Given information →
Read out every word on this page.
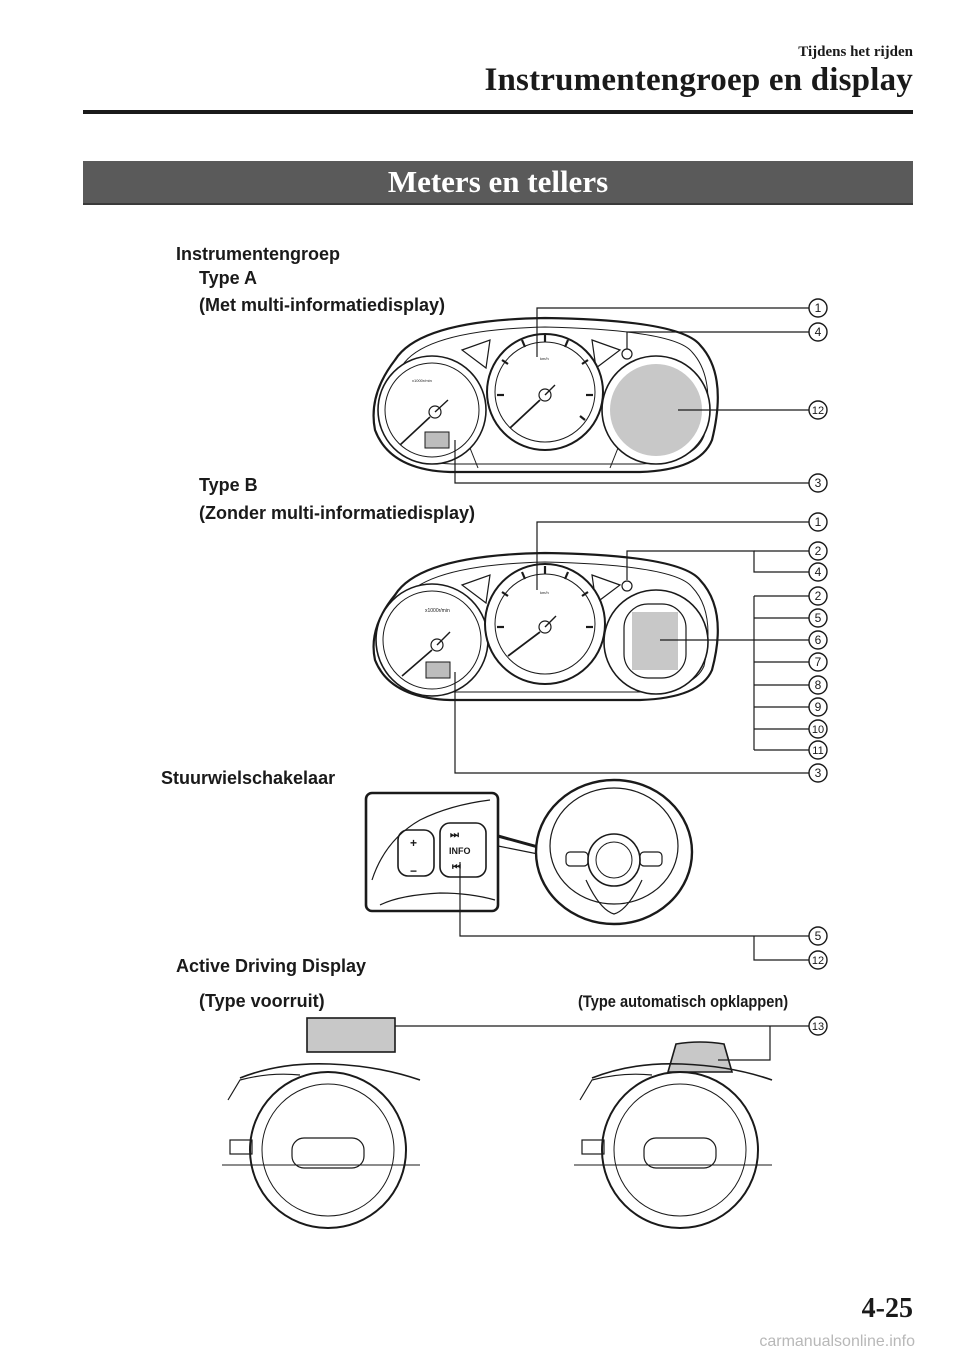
Tijdens het rijden
Instrumentengroep en display
Meters en tellers
Instrumentengroep
Type A
(Met multi-informatiedisplay)
Type B
(Zonder multi-informatiedisplay)
Stuurwielschakelaar
Active Driving Display
(Type voorruit)	(Type automatisch opklappen)
km/h
x1000r/min
x1000r/min
km/h
+
−
⏭
INFO
⏮
1
4
12
3
1
2
4
2
5
6
7
8
9
10
11
3
5
12
13
4-25
carmanualsonline.info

Task statement → Reproduce the entries above without change, omitting all pictures.

Answer for this exercise →
Read out every word on this page.
Tijdens het rijden
Instrumentengroep en display
Meters en tellers
Instrumentengroep
Type A
(Met multi-informatiedisplay)
Type B
(Zonder multi-informatiedisplay)
Stuurwielschakelaar
Active Driving Display
(Type voorruit)	(Type automatisch opklappen)
km/h
x1000r/min
x1000r/min
km/h
+
−
⏭
INFO
⏮
1
4
12
3
1
2
4
2
5
6
7
8
9
10
11
3
5
12
13
4-25
carmanualsonline.info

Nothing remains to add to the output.